Variable clock inputs suitable for those required at 36 and 32 can, for example, be provided by separate voltage controlled oscillators. Such oscillators are well known in the art and need not be described in more detail herein.
The output 38 is amplified by a suitable LED driver 40 and is connected to a LED display 42. Suitable driver circuits 40 and displays 42 are also well known and are described in the literature.
In accordance with the invention, the analogue shift registers are defined by semiconductor charge transfer device shift registers. Utilization of these devices makes the invention feasible in that they provide means for sampling the detector array output at a variable clock rate. Since analogue data is involved, the configuration of the CTD shift register is important. Many serial shift register configurations are generally unacceptable in that too many charge transfers are required and since a certain portion of the charge is lost during each transfer, noise levels become prohibitive. In accordance with the invention, and with reference to FIGS. 5-8, a serial-parallel-serial analogue delay line configuration suitable for use with the invention will be described. This configuration and its operation is more fully described in U.S. application Ser. No. 207,905 filed Dec. 14, 1971 in the name of Collins et al., assigned to the assignee of the present invention, hereby incorporated by reference.
Briefly, semiconductor charge transfer devices provide the advantage of simplicity of fabrication, high density, high yield, low power, and low cost. Suitable semiconductor charge transfer devices include bucket-brigade configurations of insulated gate field-effect transistors (BB) and semiconductor charge coupled devices (CCD). The semiconductor charge transfer device shift registers are analogue in nature, the quantity of charge stored corresponding to the amplitude of the signal.
One factor of importance for consideration in semiconductor charge transfer device shift registers is the charge transfer efficiency. Basically, the charge transfer efficiency determines the number of transfers, that is, the total length of the transfer chain for an analogue data system. When the information is being transferred along the shift register, a portion of the charge is lost. By way of example, it is reported by Bertrim, "Application of the Charge Coupled Device Concept to Solid State Image Sensors" paper 5C.1. IEEE INTERNATIONAL CONVENTION, Mar. 22-25, 1971, New York (7108-IEEE) that a bucket-brigade operating at 5 MHz has a transfer efficiency of approximately 99.7 percent while charge-coupled devices operated at about 2 MHz have a 99.99 percent charge transfer efficiency and that at 6.5 MHz they operate with greater than 99.9 percent charge transfer efficiency.

━━━━

• **Given request**
Can you print the part of the charge transfer device text between "One factor of" and "percent charge transfer efficiency.", inclusive?

Image region annotations:
━━━━

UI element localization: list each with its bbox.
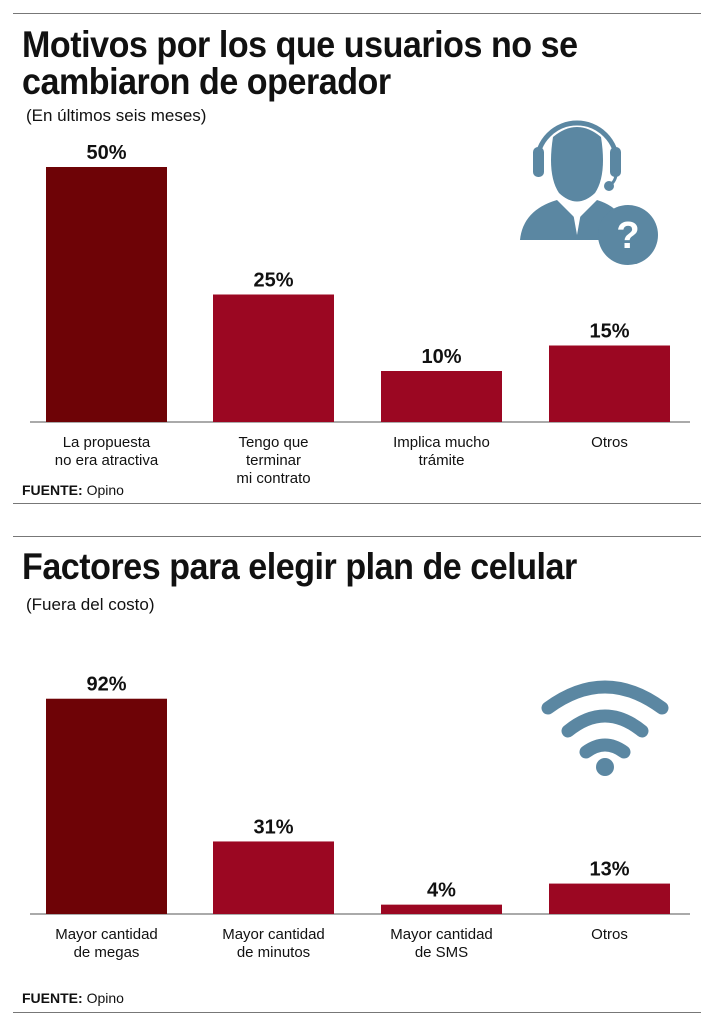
category-label-1: no era atractiva	[55, 452, 159, 469]
category-label-1: de megas	[74, 944, 140, 961]
category-label-2: terminar	[246, 452, 301, 469]
source-label: FUENTE:	[22, 482, 83, 498]
bar-4	[549, 883, 670, 914]
category-label-2: Tengo que	[238, 434, 308, 451]
chart2-subtitle: (Fuera del costo)	[26, 595, 155, 614]
category-label-2: Mayor cantidad	[222, 926, 325, 943]
bar-3	[381, 371, 502, 422]
category-label-2: mi contrato	[236, 470, 310, 487]
category-label-2: de minutos	[237, 944, 310, 961]
chart1-subtitle: (En últimos seis meses)	[26, 106, 207, 125]
category-label-3: de SMS	[415, 944, 468, 961]
bar-4	[549, 345, 670, 422]
divider-rule	[13, 503, 701, 504]
customer-support-question-icon: ?	[520, 120, 658, 265]
source-value: Opino	[86, 482, 124, 498]
bar-1	[46, 167, 167, 422]
bar-1	[46, 698, 167, 914]
wifi-icon	[541, 680, 669, 776]
category-label-1: La propuesta	[63, 434, 151, 451]
data-label-4: 13%	[589, 859, 629, 881]
data-label-2: 31%	[253, 816, 293, 838]
data-label-1: 50%	[86, 142, 126, 164]
bar-2	[213, 841, 334, 914]
category-label-4: Otros	[591, 926, 628, 943]
category-label-3: trámite	[419, 452, 465, 469]
data-label-4: 15%	[589, 321, 629, 343]
category-label-3: Implica mucho	[393, 434, 490, 451]
data-label-2: 25%	[253, 270, 293, 292]
bar-2	[213, 294, 334, 422]
chart1-source: FUENTE: Opino	[22, 482, 124, 498]
category-label-3: Mayor cantidad	[390, 926, 493, 943]
chart2-source: FUENTE: Opino	[22, 990, 124, 1006]
source-label: FUENTE:	[22, 990, 83, 1006]
chart1-title-line1: Motivos por los que usuarios no se	[22, 24, 578, 65]
data-label-3: 4%	[427, 880, 456, 902]
svg-text:?: ?	[616, 215, 639, 257]
data-label-1: 92%	[86, 674, 126, 696]
category-label-4: Otros	[591, 434, 628, 451]
bottom-rule	[13, 1012, 701, 1013]
bar-3	[381, 904, 502, 914]
category-label-1: Mayor cantidad	[55, 926, 158, 943]
divider-rule-2	[13, 536, 701, 537]
chart1-title-line2: cambiaron de operador	[22, 61, 391, 102]
top-rule	[13, 13, 701, 14]
source-value: Opino	[86, 990, 124, 1006]
chart2-title: Factores para elegir plan de celular	[22, 546, 577, 587]
data-label-3: 10%	[421, 346, 461, 368]
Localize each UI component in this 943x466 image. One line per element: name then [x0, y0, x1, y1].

━━━━

• **Solution to the problem**
One factor of importance for consideration in semiconductor charge transfer device shift registers is the charge transfer efficiency. Basically, the charge transfer efficiency determines the number of transfers, that is, the total length of the transfer chain for an analogue data system. When the information is being transferred along the shift register, a portion of the charge is lost. By way of example, it is reported by Bertrim, "Application of the Charge Coupled Device Concept to Solid State Image Sensors" paper 5C.1. IEEE INTERNATIONAL CONVENTION, Mar. 22-25, 1971, New York (7108-IEEE) that a bucket-brigade operating at 5 MHz has a transfer efficiency of approximately 99.7 percent while charge-coupled devices operated at about 2 MHz have a 99.99 percent charge transfer efficiency and that at 6.5 MHz they operate with greater than 99.9 percent charge transfer efficiency.